Work to complete – In the entries below, identify every line with the string "perjanjian" and copy it.

Record extracts –
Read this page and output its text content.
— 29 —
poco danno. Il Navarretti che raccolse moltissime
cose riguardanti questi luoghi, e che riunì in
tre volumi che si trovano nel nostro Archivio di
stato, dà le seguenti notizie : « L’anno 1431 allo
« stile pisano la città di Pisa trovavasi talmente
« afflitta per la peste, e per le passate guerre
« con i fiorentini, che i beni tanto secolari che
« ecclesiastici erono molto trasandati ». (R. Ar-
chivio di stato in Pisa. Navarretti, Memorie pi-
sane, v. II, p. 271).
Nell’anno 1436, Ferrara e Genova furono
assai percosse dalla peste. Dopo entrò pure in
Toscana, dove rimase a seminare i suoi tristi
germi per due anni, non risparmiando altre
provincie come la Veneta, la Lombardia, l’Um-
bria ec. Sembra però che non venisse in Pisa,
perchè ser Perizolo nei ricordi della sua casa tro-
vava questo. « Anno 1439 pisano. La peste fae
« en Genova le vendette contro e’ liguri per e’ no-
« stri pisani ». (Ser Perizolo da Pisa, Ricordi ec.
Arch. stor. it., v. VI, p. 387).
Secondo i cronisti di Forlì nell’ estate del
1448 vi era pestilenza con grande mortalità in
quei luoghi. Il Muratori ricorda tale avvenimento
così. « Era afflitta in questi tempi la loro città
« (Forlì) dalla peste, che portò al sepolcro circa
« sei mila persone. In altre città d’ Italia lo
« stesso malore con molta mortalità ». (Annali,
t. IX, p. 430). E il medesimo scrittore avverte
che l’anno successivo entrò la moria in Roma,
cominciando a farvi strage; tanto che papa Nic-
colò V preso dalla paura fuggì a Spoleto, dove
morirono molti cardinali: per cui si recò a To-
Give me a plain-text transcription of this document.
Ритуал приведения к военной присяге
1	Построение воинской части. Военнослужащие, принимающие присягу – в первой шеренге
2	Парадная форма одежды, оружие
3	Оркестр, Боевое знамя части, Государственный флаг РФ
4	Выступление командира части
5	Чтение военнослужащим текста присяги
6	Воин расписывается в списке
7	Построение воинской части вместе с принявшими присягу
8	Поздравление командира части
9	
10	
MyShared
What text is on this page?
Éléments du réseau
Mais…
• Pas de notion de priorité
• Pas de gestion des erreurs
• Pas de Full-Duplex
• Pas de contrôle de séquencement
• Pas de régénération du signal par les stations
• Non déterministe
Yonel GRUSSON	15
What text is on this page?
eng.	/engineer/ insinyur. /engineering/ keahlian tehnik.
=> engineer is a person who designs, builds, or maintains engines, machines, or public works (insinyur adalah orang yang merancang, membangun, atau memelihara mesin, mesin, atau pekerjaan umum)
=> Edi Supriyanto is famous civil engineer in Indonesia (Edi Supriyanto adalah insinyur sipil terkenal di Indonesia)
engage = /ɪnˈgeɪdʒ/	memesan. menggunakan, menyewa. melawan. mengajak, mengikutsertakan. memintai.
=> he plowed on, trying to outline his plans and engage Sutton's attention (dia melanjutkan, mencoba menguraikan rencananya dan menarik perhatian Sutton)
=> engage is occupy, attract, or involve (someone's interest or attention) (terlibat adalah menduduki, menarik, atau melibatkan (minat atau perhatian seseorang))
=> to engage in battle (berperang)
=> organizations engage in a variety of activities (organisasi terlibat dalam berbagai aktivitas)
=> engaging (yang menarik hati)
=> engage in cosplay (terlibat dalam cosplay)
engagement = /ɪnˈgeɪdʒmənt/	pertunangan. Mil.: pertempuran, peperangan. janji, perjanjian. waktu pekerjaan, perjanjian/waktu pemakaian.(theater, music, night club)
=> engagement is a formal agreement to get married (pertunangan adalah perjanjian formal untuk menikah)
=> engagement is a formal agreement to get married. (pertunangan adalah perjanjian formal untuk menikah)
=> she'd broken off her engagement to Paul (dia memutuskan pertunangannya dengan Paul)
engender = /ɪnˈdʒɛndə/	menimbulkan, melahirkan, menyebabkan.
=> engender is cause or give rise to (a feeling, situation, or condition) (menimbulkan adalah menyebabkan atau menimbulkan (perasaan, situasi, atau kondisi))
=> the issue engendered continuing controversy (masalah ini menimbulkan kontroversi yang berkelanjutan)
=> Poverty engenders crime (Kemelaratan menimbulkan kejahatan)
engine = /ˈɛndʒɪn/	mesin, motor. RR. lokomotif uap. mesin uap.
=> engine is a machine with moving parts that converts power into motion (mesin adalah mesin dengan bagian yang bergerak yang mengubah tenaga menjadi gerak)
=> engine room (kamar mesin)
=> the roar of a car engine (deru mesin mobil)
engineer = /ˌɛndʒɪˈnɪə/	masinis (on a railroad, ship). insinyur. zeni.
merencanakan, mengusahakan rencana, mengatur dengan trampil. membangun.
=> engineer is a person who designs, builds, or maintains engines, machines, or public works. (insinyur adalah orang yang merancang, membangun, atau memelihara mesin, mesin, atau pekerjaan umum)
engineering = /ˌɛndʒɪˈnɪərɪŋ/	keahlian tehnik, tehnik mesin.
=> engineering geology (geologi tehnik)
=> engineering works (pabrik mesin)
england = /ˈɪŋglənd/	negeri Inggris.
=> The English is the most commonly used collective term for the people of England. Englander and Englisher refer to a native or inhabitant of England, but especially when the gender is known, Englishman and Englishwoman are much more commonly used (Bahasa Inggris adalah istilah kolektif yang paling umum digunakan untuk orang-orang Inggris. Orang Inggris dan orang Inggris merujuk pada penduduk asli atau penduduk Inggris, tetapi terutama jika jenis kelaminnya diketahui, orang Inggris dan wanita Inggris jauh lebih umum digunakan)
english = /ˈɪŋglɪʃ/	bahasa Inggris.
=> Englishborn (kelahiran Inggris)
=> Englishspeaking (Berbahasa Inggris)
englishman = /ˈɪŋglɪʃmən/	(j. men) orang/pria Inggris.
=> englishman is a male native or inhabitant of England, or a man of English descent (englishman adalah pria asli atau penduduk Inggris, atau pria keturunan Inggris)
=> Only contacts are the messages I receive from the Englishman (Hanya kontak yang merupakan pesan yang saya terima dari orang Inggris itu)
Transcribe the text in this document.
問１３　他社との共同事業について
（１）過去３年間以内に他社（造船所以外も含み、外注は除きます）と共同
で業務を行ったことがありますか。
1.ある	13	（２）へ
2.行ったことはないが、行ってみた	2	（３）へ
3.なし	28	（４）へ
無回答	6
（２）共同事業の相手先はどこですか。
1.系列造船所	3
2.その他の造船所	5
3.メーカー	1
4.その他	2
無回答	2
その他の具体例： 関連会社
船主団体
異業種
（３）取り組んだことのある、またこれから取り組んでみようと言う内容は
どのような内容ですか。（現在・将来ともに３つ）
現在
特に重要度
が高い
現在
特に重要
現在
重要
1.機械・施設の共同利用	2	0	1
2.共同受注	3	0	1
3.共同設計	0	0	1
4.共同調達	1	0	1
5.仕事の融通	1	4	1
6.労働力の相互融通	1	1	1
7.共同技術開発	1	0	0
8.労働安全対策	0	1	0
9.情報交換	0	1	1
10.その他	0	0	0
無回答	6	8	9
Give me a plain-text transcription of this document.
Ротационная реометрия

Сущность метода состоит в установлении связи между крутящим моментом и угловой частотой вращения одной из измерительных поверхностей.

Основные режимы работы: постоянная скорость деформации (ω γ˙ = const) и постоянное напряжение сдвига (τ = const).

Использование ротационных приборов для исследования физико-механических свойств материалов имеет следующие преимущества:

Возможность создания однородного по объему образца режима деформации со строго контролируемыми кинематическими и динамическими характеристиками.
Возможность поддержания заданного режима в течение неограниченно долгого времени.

Written reply –
engagement = /ɪnˈgeɪdʒmənt/	pertunangan. Mil.: pertempuran, peperangan. janji, perjanjian. waktu pekerjaan, perjanjian/waktu pemakaian.(theater, music, night club)
=> engagement is a formal agreement to get married (pertunangan adalah perjanjian formal untuk menikah)
=> engagement is a formal agreement to get married. (pertunangan adalah perjanjian formal untuk menikah)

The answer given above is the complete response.